The protocol allows attackers to steal loans and lock collateral, due to missing checks if the loan requester is the owner of the associated pool. Additionally, the lender's funds can be trapped with the borrower, who is unable to repay or refinance the loan. Attackers can exploit this vulnerability to set up foreign pools. This poses a significant risk to borrowers and lenders.
The problem with the buyLoan is that it lacks a check to ensure whether the msg.sender is the owner of the pool associated with the passed poolId. Additionally, at the end of the function, the new loan lender is set to msg.sender instead of the pool.lender.
Let's consider the following scenario:
Bob is Lender1; Alice is Lender2; Mallory is the Borrower; Eve is an Attacker with no pool and without any loanTokens
Bob calls setPool to create a pool with poolBalance: 1000e18, loanToken: WETH, and collateralToken: DAI, assigned poolId: 0x0, and transfers the WETH amount into the protocol.
Alice calls setPool to create a pool with poolBalance: 2000e18, loanToken: WETH, and collateralToken: DAI, assigned poolId: 0x1, and transfers the WETH amount into the protocol.
Mallory wants to take a loan of 1000e18 from Bob's pool, so she calls borrow, transferring the DAI tokens into the protocol and receiving her amount of WETH.
After some time, Bob decides to sell Mallory's loan and retrieve his WETH tokens, so he calls startAuction.
Eve sees an opportunity to steal Mallory's loan, so she calls buyLoan with loanId = 0 and poolId = 0x1 (Mallory's loan and Alice's pool). She can do this because there is no check if msg.sender == pool.lender.
As a result:
The WETH amount will be subtracted from Alice's pool poolBalance without her consent.

**Instructions:**
• 1. In the write-up on the loan-theft flaw, what does buyLoan set the new loan lender to at the end of the function?
• 2. Continue the write-up on the buyLoan flaw from the point where it stops.

**Information provided:**
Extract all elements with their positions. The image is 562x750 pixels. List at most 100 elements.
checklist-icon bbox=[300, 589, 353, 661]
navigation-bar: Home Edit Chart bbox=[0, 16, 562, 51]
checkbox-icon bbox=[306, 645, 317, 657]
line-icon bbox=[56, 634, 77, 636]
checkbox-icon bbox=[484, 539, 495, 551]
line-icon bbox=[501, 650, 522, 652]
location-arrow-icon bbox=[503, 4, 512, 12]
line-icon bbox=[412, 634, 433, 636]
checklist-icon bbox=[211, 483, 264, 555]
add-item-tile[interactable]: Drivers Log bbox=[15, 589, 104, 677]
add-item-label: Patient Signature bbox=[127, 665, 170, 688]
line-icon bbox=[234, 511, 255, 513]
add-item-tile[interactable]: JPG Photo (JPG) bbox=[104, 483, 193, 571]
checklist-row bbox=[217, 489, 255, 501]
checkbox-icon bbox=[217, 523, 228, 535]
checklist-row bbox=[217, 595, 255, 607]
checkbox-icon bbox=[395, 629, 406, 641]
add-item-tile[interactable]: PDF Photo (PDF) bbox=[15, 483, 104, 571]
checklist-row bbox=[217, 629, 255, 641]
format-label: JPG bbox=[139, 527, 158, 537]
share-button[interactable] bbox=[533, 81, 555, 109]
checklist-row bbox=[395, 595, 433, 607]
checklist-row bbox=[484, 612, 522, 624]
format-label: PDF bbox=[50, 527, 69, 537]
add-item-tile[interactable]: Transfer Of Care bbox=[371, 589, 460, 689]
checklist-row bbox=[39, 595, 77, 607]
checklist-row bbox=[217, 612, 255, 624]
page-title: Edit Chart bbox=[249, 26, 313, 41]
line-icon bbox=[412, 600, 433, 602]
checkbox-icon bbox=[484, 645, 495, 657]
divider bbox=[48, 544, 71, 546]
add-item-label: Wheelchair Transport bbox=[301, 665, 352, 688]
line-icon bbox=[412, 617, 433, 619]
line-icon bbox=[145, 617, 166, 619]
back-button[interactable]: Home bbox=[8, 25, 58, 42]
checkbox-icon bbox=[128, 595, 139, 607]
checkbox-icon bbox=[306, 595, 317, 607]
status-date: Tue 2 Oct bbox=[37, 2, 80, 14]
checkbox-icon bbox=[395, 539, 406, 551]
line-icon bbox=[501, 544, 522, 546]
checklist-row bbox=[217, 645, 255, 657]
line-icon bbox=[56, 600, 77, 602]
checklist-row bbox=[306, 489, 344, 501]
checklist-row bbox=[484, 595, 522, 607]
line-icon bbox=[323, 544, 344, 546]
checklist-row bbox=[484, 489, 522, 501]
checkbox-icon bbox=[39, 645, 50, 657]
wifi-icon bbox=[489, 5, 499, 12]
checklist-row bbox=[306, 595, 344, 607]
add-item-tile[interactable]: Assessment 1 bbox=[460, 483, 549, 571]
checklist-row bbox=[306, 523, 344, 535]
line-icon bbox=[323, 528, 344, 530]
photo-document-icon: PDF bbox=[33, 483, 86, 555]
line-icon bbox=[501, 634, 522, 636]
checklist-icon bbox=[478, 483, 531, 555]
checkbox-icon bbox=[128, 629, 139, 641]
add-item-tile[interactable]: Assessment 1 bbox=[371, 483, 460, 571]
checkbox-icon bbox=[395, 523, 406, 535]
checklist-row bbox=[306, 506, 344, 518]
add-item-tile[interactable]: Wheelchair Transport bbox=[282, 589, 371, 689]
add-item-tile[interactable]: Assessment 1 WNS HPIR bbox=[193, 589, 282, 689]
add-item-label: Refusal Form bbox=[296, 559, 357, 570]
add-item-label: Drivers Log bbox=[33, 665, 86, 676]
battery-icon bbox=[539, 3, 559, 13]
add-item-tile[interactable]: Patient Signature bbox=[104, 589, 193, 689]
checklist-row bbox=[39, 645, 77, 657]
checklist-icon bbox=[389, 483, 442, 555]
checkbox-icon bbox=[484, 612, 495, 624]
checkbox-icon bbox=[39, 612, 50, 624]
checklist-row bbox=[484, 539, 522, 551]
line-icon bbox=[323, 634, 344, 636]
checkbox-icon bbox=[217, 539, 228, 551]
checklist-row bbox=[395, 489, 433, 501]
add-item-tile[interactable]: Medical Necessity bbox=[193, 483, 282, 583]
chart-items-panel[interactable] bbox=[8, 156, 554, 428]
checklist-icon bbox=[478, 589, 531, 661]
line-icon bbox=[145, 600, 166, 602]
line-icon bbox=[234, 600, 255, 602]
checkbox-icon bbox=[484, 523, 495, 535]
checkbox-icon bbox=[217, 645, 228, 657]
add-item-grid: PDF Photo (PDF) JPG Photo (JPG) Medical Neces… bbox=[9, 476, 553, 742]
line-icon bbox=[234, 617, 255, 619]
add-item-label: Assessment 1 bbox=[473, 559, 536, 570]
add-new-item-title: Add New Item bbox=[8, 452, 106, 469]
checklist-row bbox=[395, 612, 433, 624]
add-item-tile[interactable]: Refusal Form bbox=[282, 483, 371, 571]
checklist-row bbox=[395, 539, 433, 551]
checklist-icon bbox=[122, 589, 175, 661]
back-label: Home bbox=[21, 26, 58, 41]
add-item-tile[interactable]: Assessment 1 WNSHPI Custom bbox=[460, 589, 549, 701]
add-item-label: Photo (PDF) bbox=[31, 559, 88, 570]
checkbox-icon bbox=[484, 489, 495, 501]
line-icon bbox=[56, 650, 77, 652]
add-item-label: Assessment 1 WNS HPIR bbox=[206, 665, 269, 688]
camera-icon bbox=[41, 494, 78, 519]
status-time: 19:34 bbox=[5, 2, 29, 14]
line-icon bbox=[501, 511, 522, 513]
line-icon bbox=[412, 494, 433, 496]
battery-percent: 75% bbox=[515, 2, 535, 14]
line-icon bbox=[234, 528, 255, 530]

**Exercise answers:**
• 1. It sets the new loan lender to msg.sender instead of the pool.lender.

• 2.
Mallory is unable to repay or refinance the loan. Alice is also unable to startAuction because his address != pool.lender, giveLoan because his address != pool.lender, or seizeLoan because the attacker is not started auction.
Bob will not be harmed as he will be able to withdraw his loan amount along with the interest from his pool
Eve can exploit this vulnerability to set up foreign pools that meet certain requirements: poolBalance ≥ totalDebt and interestRate ≤ currentAuctionRate.
Add this test in the Lender.t.sol
The borrower is unable to retrieve their collateral because it becomes locked in a non-existent pool. The lender's funds will be stuck with the borrower, who cannot return them because they are unable to repay or refinance.
The attacker can choose to lock funds in the protocol or, if profitable, set up their own pool with a very small auctionLength and enough balance to seizeLoan and get the user's collateral.
Manual review, Foundry
Set the new loan lender to pool.lender if you want everyone to be able to match arbitrary loans with arbitrary pools.
https://github.com/Cyfrin/2023-07-beedle/blob/main/src/Lender.sol#L518
The better option is to add a check if the msg.sender == newPool.lender.